» **Problem requirements**:
Every line containing the word "using" needs to be found and copied.

» **Given records**:
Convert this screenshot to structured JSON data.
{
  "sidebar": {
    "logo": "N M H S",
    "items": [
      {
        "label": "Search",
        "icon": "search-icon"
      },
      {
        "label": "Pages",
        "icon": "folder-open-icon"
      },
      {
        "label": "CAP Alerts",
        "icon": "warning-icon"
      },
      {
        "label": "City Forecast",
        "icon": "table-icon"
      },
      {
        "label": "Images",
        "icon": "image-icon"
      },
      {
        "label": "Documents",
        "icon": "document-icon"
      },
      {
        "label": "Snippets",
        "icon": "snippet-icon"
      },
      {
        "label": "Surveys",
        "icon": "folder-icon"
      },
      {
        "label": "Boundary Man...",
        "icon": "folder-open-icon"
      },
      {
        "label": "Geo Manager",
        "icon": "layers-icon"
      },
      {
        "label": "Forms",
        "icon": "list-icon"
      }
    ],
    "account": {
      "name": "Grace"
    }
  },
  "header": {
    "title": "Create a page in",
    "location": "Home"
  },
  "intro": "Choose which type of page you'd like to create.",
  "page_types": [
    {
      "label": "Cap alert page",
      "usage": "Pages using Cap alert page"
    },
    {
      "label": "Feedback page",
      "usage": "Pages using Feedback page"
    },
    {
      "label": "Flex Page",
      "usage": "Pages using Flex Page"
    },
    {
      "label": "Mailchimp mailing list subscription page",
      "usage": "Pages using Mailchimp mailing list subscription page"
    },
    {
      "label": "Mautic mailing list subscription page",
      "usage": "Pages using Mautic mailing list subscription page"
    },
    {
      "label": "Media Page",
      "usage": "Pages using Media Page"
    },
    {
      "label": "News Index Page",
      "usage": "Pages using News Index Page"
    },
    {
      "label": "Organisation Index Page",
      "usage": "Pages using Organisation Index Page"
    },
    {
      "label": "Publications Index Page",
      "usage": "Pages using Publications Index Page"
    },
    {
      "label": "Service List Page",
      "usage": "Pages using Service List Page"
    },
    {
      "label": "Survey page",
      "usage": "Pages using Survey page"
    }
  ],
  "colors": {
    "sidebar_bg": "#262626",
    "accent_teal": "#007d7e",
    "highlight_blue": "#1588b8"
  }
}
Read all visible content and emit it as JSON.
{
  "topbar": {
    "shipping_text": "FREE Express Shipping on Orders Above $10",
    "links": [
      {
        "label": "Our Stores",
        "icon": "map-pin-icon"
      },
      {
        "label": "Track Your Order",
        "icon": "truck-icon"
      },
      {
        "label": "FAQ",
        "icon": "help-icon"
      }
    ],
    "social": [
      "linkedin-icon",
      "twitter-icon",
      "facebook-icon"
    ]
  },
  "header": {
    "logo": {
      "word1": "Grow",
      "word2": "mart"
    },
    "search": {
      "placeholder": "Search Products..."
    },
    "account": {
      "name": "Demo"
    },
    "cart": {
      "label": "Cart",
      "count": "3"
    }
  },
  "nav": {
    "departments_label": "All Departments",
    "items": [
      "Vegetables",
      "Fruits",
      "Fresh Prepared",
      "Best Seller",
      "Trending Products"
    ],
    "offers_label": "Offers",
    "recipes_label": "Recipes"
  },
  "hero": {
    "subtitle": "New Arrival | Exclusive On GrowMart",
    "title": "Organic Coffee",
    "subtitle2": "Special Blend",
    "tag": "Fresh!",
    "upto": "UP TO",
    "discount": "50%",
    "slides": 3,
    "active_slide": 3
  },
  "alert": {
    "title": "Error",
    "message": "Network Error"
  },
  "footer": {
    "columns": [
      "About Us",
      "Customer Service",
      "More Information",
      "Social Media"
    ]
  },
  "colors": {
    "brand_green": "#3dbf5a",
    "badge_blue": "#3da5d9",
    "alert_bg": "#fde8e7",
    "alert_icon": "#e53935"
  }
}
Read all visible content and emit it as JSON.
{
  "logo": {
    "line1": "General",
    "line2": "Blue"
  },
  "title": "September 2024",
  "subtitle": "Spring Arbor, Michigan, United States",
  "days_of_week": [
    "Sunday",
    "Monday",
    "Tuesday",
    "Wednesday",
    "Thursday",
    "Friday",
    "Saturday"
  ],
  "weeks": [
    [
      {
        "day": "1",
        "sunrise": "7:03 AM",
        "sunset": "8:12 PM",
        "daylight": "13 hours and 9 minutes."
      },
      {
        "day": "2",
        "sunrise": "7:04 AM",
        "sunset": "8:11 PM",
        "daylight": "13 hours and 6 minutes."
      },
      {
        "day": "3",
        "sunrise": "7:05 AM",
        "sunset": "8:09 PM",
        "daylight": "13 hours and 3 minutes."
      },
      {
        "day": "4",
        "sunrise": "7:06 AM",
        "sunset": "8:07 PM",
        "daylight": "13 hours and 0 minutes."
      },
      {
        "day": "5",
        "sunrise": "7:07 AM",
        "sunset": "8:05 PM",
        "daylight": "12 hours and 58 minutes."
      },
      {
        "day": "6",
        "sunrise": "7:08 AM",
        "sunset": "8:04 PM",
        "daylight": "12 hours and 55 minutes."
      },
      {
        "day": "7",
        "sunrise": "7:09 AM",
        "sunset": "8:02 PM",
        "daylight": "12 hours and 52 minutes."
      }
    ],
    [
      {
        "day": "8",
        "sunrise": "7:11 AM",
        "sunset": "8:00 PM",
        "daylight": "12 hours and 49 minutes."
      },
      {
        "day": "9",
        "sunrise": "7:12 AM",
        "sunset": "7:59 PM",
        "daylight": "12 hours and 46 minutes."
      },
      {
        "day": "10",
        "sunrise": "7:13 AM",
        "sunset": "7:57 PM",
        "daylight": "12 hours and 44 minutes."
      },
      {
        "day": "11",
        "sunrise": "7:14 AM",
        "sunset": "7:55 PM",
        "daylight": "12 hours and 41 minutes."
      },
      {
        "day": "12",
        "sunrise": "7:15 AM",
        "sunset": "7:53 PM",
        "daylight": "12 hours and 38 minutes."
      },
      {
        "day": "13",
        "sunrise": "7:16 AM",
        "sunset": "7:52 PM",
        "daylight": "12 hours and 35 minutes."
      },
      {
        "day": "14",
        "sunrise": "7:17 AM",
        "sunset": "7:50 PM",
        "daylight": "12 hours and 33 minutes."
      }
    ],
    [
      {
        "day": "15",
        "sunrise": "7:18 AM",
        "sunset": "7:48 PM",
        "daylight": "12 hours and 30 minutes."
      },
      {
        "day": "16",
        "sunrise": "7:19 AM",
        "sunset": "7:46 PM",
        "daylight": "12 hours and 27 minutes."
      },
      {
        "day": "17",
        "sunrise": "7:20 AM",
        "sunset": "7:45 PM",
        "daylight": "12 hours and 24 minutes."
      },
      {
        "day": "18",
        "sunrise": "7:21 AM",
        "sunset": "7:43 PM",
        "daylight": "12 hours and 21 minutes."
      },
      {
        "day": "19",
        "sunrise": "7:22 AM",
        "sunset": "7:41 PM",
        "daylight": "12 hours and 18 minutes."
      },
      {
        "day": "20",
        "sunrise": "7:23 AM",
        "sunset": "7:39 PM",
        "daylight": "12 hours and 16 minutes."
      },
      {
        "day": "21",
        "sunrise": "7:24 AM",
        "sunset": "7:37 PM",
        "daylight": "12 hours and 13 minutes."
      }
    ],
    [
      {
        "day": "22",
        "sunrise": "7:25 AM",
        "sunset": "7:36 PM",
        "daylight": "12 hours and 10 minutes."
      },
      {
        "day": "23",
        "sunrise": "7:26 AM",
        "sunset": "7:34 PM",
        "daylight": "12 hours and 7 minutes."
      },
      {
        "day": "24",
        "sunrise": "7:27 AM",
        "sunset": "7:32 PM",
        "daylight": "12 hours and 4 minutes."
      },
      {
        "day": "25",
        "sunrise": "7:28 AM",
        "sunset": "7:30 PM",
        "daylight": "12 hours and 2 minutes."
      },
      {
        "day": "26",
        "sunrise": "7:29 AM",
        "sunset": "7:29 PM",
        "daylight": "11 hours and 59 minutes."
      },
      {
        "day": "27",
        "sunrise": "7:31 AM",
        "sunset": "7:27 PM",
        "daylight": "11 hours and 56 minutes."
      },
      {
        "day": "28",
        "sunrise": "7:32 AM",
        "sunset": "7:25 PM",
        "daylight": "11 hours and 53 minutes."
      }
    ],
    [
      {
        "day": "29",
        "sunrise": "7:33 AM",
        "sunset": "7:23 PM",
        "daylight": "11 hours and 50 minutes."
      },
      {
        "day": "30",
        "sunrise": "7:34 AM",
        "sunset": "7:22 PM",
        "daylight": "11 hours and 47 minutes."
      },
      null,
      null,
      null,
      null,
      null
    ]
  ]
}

» **Problem solution**:
      "usage": "Pages using Cap alert page"
      "usage": "Pages using Feedback page"
      "usage": "Pages using Flex Page"
      "usage": "Pages using Mailchimp mailing list subscription page"
      "usage": "Pages using Mautic mailing list subscription page"
      "usage": "Pages using Media Page"
      "usage": "Pages using News Index Page"
      "usage": "Pages using Organisation Index Page"
      "usage": "Pages using Publications Index Page"
      "usage": "Pages using Service List Page"
      "usage": "Pages using Survey page"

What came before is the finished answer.